Tally the lines of the listing that contain the string "private". Give the number and nothing else.

### DATA TO USE
- - -
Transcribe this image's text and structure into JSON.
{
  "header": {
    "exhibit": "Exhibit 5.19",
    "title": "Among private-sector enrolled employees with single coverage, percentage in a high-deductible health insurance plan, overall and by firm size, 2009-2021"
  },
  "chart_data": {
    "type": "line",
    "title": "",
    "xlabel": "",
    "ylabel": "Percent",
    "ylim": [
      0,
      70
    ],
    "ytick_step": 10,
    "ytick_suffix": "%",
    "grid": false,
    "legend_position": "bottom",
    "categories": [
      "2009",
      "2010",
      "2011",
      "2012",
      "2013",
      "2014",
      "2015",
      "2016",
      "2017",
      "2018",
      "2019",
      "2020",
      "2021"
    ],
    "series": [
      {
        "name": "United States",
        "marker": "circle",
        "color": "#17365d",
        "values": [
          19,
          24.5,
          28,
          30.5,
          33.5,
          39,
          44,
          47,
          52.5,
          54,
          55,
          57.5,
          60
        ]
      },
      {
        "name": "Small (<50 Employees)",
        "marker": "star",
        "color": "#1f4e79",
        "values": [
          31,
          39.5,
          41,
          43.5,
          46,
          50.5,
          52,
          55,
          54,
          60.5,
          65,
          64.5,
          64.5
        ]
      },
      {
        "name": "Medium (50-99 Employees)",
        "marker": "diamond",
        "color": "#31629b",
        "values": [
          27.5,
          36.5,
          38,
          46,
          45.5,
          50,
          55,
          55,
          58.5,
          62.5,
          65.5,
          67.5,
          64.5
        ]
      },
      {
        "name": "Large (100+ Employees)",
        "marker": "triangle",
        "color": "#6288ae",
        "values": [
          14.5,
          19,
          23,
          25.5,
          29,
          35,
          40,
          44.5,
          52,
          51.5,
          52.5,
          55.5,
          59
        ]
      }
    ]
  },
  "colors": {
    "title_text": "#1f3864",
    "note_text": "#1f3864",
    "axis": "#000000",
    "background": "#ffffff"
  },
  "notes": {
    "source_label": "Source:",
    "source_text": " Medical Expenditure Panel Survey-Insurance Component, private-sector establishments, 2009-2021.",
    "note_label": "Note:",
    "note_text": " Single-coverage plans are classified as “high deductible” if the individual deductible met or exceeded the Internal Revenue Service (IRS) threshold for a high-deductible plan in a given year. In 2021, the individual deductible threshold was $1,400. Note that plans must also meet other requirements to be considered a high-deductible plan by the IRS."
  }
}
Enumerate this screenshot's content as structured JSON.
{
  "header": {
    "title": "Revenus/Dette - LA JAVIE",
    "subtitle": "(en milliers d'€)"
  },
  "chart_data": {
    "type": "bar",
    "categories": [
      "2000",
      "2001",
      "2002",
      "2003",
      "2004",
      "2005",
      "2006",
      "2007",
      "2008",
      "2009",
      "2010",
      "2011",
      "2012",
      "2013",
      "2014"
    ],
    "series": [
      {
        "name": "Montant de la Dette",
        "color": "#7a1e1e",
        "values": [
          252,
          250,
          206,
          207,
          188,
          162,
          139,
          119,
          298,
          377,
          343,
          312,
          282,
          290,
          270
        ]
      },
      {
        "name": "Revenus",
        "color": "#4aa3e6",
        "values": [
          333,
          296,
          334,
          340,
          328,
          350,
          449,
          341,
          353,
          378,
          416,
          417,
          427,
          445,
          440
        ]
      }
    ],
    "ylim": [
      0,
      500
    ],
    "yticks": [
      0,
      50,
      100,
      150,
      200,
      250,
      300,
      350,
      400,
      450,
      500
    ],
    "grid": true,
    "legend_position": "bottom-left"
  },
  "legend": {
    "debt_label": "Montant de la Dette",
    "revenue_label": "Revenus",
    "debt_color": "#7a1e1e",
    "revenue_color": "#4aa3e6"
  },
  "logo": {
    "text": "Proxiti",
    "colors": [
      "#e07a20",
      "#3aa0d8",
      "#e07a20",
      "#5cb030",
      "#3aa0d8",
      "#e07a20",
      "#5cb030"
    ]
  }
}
- - -
### ANSWER FOR THE TASK
2